Dataset items:
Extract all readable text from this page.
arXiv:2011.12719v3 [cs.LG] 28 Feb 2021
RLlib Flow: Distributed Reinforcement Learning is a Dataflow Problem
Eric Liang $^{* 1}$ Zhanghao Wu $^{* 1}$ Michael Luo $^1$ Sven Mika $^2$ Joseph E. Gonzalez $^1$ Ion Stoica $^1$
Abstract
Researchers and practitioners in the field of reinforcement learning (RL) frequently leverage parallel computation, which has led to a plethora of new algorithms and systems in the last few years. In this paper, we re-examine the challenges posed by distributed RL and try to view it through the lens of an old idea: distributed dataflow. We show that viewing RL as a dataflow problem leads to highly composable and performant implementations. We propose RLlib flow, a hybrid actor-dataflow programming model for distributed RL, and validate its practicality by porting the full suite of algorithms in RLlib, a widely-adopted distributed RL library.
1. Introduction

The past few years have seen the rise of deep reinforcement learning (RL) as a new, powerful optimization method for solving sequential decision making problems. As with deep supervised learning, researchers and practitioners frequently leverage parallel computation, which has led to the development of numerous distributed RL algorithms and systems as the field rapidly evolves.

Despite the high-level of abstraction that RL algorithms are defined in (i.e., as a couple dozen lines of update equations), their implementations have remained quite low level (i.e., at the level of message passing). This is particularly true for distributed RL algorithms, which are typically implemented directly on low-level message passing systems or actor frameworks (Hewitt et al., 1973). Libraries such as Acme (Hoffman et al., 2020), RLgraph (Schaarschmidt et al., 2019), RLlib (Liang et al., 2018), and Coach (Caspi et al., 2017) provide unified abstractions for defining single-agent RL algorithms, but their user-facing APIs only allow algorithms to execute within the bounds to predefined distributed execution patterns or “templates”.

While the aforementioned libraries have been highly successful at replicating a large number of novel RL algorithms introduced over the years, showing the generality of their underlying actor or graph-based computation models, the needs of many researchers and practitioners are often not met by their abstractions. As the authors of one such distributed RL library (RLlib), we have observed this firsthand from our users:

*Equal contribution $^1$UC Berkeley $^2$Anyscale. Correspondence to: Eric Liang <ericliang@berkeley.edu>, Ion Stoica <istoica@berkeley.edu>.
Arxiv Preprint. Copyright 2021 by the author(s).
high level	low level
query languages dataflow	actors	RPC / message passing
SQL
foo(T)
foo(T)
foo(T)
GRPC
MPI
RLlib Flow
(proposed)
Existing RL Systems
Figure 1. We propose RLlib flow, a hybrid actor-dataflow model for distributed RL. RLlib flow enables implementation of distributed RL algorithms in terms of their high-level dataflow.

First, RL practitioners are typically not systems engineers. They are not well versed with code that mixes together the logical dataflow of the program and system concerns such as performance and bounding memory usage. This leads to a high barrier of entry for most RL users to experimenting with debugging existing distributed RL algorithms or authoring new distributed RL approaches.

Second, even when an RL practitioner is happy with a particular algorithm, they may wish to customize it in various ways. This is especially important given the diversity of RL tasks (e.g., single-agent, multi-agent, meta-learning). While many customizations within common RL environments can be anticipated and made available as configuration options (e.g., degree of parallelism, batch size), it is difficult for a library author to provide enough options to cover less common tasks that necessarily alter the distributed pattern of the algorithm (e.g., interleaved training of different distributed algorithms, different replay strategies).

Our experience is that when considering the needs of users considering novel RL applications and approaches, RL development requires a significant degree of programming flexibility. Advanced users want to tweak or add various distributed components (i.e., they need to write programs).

◆ **Exercise instructions**: Using the listing above, reproduce each line without omission.

◆ **Exercise response**:
Extract all readable text from this page.
arXiv:2011.12719v3 [cs.LG] 28 Feb 2021
RLlib Flow: Distributed Reinforcement Learning is a Dataflow Problem
Eric Liang $^{* 1}$ Zhanghao Wu $^{* 1}$ Michael Luo $^1$ Sven Mika $^2$ Joseph E. Gonzalez $^1$ Ion Stoica $^1$
Abstract
Researchers and practitioners in the field of reinforcement learning (RL) frequently leverage parallel computation, which has led to a plethora of new algorithms and systems in the last few years. In this paper, we re-examine the challenges posed by distributed RL and try to view it through the lens of an old idea: distributed dataflow. We show that viewing RL as a dataflow problem leads to highly composable and performant implementations. We propose RLlib flow, a hybrid actor-dataflow programming model for distributed RL, and validate its practicality by porting the full suite of algorithms in RLlib, a widely-adopted distributed RL library.
1. Introduction

The past few years have seen the rise of deep reinforcement learning (RL) as a new, powerful optimization method for solving sequential decision making problems. As with deep supervised learning, researchers and practitioners frequently leverage parallel computation, which has led to the development of numerous distributed RL algorithms and systems as the field rapidly evolves.

Despite the high-level of abstraction that RL algorithms are defined in (i.e., as a couple dozen lines of update equations), their implementations have remained quite low level (i.e., at the level of message passing). This is particularly true for distributed RL algorithms, which are typically implemented directly on low-level message passing systems or actor frameworks (Hewitt et al., 1973). Libraries such as Acme (Hoffman et al., 2020), RLgraph (Schaarschmidt et al., 2019), RLlib (Liang et al., 2018), and Coach (Caspi et al., 2017) provide unified abstractions for defining single-agent RL algorithms, but their user-facing APIs only allow algorithms to execute within the bounds to predefined distributed execution patterns or “templates”.

While the aforementioned libraries have been highly successful at replicating a large number of novel RL algorithms introduced over the years, showing the generality of their underlying actor or graph-based computation models, the needs of many researchers and practitioners are often not met by their abstractions. As the authors of one such distributed RL library (RLlib), we have observed this firsthand from our users:

*Equal contribution $^1$UC Berkeley $^2$Anyscale. Correspondence to: Eric Liang <ericliang@berkeley.edu>, Ion Stoica <istoica@berkeley.edu>.
Arxiv Preprint. Copyright 2021 by the author(s).
high level	low level
query languages dataflow	actors	RPC / message passing
SQL
foo(T)
foo(T)
foo(T)
GRPC
MPI
RLlib Flow
(proposed)
Existing RL Systems
Figure 1. We propose RLlib flow, a hybrid actor-dataflow model for distributed RL. RLlib flow enables implementation of distributed RL algorithms in terms of their high-level dataflow.

First, RL practitioners are typically not systems engineers. They are not well versed with code that mixes together the logical dataflow of the program and system concerns such as performance and bounding memory usage. This leads to a high barrier of entry for most RL users to experimenting with debugging existing distributed RL algorithms or authoring new distributed RL approaches.

Second, even when an RL practitioner is happy with a particular algorithm, they may wish to customize it in various ways. This is especially important given the diversity of RL tasks (e.g., single-agent, multi-agent, meta-learning). While many customizations within common RL environments can be anticipated and made available as configuration options (e.g., degree of parallelism, batch size), it is difficult for a library author to provide enough options to cover less common tasks that necessarily alter the distributed pattern of the algorithm (e.g., interleaved training of different distributed algorithms, different replay strategies).

Our experience is that when considering the needs of users considering novel RL applications and approaches, RL development requires a significant degree of programming flexibility. Advanced users want to tweak or add various distributed components (i.e., they need to write programs).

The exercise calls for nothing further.